--- Start DATA SUPPLIED ---

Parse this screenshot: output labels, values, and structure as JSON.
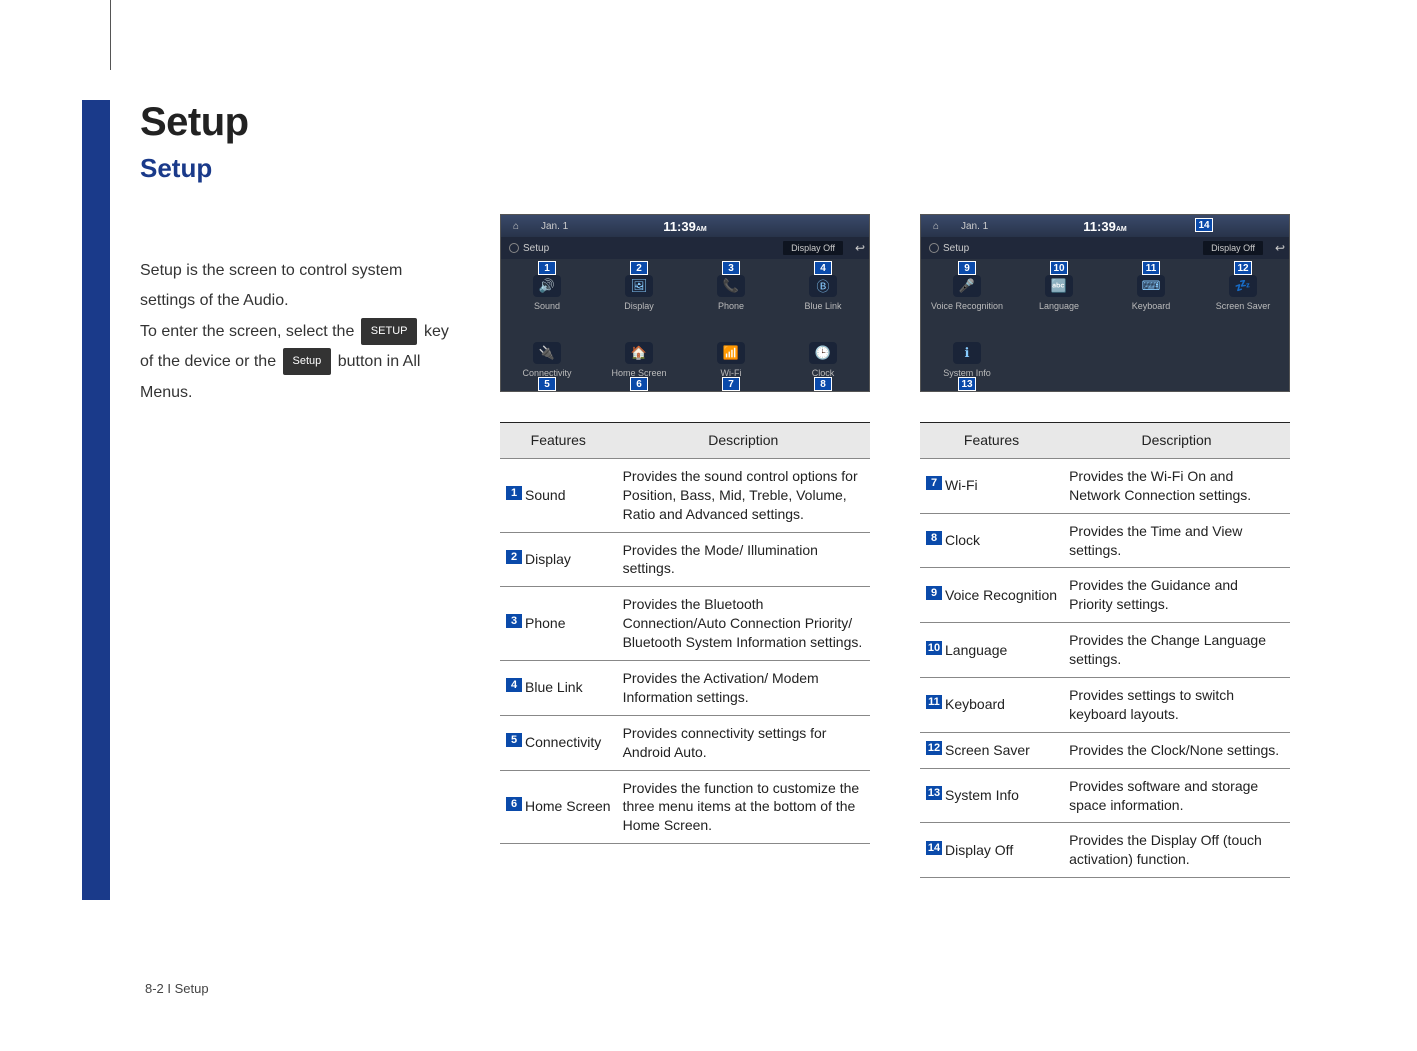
{
  "page": {
    "title": "Setup",
    "subtitle": "Setup",
    "intro1": "Setup is the screen to control system settings of the Audio.",
    "intro2a": "To enter the screen, select the ",
    "btn_setup_upper": "SETUP",
    "intro2b": " key of the device or the ",
    "btn_setup_lower": "Setup",
    "intro2c": " button in All Menus.",
    "footer": "8-2 I Setup"
  },
  "ui_common": {
    "date": "Jan.  1",
    "time": "11:39",
    "time_ampm": "AM",
    "setup_label": "Setup",
    "display_off": "Display Off",
    "back_glyph": "↩"
  },
  "ui1": {
    "cells": [
      {
        "num": "1",
        "num_pos": "top",
        "icon": "🔊",
        "label": "Sound",
        "name": "sound-icon"
      },
      {
        "num": "2",
        "num_pos": "top",
        "icon": "🖼",
        "label": "Display",
        "name": "display-icon"
      },
      {
        "num": "3",
        "num_pos": "top",
        "icon": "📞",
        "label": "Phone",
        "name": "phone-icon"
      },
      {
        "num": "4",
        "num_pos": "top",
        "icon": "Ⓑ",
        "label": "Blue Link",
        "name": "blue-link-icon"
      },
      {
        "num": "5",
        "num_pos": "bot",
        "icon": "🔌",
        "label": "Connectivity",
        "name": "connectivity-icon"
      },
      {
        "num": "6",
        "num_pos": "bot",
        "icon": "🏠",
        "label": "Home Screen",
        "name": "home-screen-icon"
      },
      {
        "num": "7",
        "num_pos": "bot",
        "icon": "📶",
        "label": "Wi-Fi",
        "name": "wifi-icon"
      },
      {
        "num": "8",
        "num_pos": "bot",
        "icon": "🕒",
        "label": "Clock",
        "name": "clock-icon"
      }
    ]
  },
  "ui2": {
    "callout14": "14",
    "cells": [
      {
        "num": "9",
        "num_pos": "top",
        "icon": "🎤",
        "label": "Voice Recognition",
        "name": "voice-recognition-icon"
      },
      {
        "num": "10",
        "num_pos": "top",
        "icon": "🔤",
        "label": "Language",
        "name": "language-icon"
      },
      {
        "num": "11",
        "num_pos": "top",
        "icon": "⌨",
        "label": "Keyboard",
        "name": "keyboard-icon"
      },
      {
        "num": "12",
        "num_pos": "top",
        "icon": "💤",
        "label": "Screen Saver",
        "name": "screen-saver-icon"
      },
      {
        "num": "13",
        "num_pos": "bot",
        "icon": "ℹ",
        "label": "System Info",
        "name": "system-info-icon"
      }
    ]
  },
  "table_headers": {
    "features": "Features",
    "description": "Description"
  },
  "table1": [
    {
      "n": "1",
      "name": "Sound",
      "desc": "Provides the sound control options for Position, Bass, Mid, Treble, Volume, Ratio and Advanced settings."
    },
    {
      "n": "2",
      "name": "Display",
      "desc": "Provides the Mode/\nIllumination settings."
    },
    {
      "n": "3",
      "name": "Phone",
      "desc": "Provides the Bluetooth Connection/Auto Connection Priority/\nBluetooth System Information settings."
    },
    {
      "n": "4",
      "name": "Blue Link",
      "desc": "Provides the Activation/\nModem Information settings."
    },
    {
      "n": "5",
      "name": "Connectivity",
      "desc": "Provides connectivity settings for Android Auto."
    },
    {
      "n": "6",
      "name": "Home Screen",
      "desc": "Provides the function to customize the three menu items at the bottom of the Home Screen."
    }
  ],
  "table2": [
    {
      "n": "7",
      "name": "Wi-Fi",
      "desc": "Provides the Wi-Fi On and Network Connection settings."
    },
    {
      "n": "8",
      "name": "Clock",
      "desc": "Provides the Time and View settings."
    },
    {
      "n": "9",
      "name": "Voice Recognition",
      "desc": "Provides the Guidance and Priority settings."
    },
    {
      "n": "10",
      "name": "Language",
      "desc": "Provides the Change Language settings."
    },
    {
      "n": "11",
      "name": "Keyboard",
      "desc": "Provides settings to switch keyboard layouts."
    },
    {
      "n": "12",
      "name": "Screen Saver",
      "desc": "Provides the Clock/None settings."
    },
    {
      "n": "13",
      "name": "System Info",
      "desc": "Provides software and storage space information."
    },
    {
      "n": "14",
      "name": "Display Off",
      "desc": "Provides the Display Off (touch activation) function."
    }
  ]
}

--- End DATA SUPPLIED ---

- **DIRECTION**:
Ignore the images and quote every line of the listing exactly.

- **RESPONSE**:
Parse this screenshot: output labels, values, and structure as JSON.
{
  "page": {
    "title": "Setup",
    "subtitle": "Setup",
    "intro1": "Setup is the screen to control system settings of the Audio.",
    "intro2a": "To enter the screen, select the ",
    "btn_setup_upper": "SETUP",
    "intro2b": " key of the device or the ",
    "btn_setup_lower": "Setup",
    "intro2c": " button in All Menus.",
    "footer": "8-2 I Setup"
  },
  "ui_common": {
    "date": "Jan.  1",
    "time": "11:39",
    "time_ampm": "AM",
    "setup_label": "Setup",
    "display_off": "Display Off",
    "back_glyph": "↩"
  },
  "ui1": {
    "cells": [
      {
        "num": "1",
        "num_pos": "top",
        "icon": "🔊",
        "label": "Sound",
        "name": "sound-icon"
      },
      {
        "num": "2",
        "num_pos": "top",
        "icon": "🖼",
        "label": "Display",
        "name": "display-icon"
      },
      {
        "num": "3",
        "num_pos": "top",
        "icon": "📞",
        "label": "Phone",
        "name": "phone-icon"
      },
      {
        "num": "4",
        "num_pos": "top",
        "icon": "Ⓑ",
        "label": "Blue Link",
        "name": "blue-link-icon"
      },
      {
        "num": "5",
        "num_pos": "bot",
        "icon": "🔌",
        "label": "Connectivity",
        "name": "connectivity-icon"
      },
      {
        "num": "6",
        "num_pos": "bot",
        "icon": "🏠",
        "label": "Home Screen",
        "name": "home-screen-icon"
      },
      {
        "num": "7",
        "num_pos": "bot",
        "icon": "📶",
        "label": "Wi-Fi",
        "name": "wifi-icon"
      },
      {
        "num": "8",
        "num_pos": "bot",
        "icon": "🕒",
        "label": "Clock",
        "name": "clock-icon"
      }
    ]
  },
  "ui2": {
    "callout14": "14",
    "cells": [
      {
        "num": "9",
        "num_pos": "top",
        "icon": "🎤",
        "label": "Voice Recognition",
        "name": "voice-recognition-icon"
      },
      {
        "num": "10",
        "num_pos": "top",
        "icon": "🔤",
        "label": "Language",
        "name": "language-icon"
      },
      {
        "num": "11",
        "num_pos": "top",
        "icon": "⌨",
        "label": "Keyboard",
        "name": "keyboard-icon"
      },
      {
        "num": "12",
        "num_pos": "top",
        "icon": "💤",
        "label": "Screen Saver",
        "name": "screen-saver-icon"
      },
      {
        "num": "13",
        "num_pos": "bot",
        "icon": "ℹ",
        "label": "System Info",
        "name": "system-info-icon"
      }
    ]
  },
  "table_headers": {
    "features": "Features",
    "description": "Description"
  },
  "table1": [
    {
      "n": "1",
      "name": "Sound",
      "desc": "Provides the sound control options for Position, Bass, Mid, Treble, Volume, Ratio and Advanced settings."
    },
    {
      "n": "2",
      "name": "Display",
      "desc": "Provides the Mode/\nIllumination settings."
    },
    {
      "n": "3",
      "name": "Phone",
      "desc": "Provides the Bluetooth Connection/Auto Connection Priority/\nBluetooth System Information settings."
    },
    {
      "n": "4",
      "name": "Blue Link",
      "desc": "Provides the Activation/\nModem Information settings."
    },
    {
      "n": "5",
      "name": "Connectivity",
      "desc": "Provides connectivity settings for Android Auto."
    },
    {
      "n": "6",
      "name": "Home Screen",
      "desc": "Provides the function to customize the three menu items at the bottom of the Home Screen."
    }
  ],
  "table2": [
    {
      "n": "7",
      "name": "Wi-Fi",
      "desc": "Provides the Wi-Fi On and Network Connection settings."
    },
    {
      "n": "8",
      "name": "Clock",
      "desc": "Provides the Time and View settings."
    },
    {
      "n": "9",
      "name": "Voice Recognition",
      "desc": "Provides the Guidance and Priority settings."
    },
    {
      "n": "10",
      "name": "Language",
      "desc": "Provides the Change Language settings."
    },
    {
      "n": "11",
      "name": "Keyboard",
      "desc": "Provides settings to switch keyboard layouts."
    },
    {
      "n": "12",
      "name": "Screen Saver",
      "desc": "Provides the Clock/None settings."
    },
    {
      "n": "13",
      "name": "System Info",
      "desc": "Provides software and storage space information."
    },
    {
      "n": "14",
      "name": "Display Off",
      "desc": "Provides the Display Off (touch activation) function."
    }
  ]
}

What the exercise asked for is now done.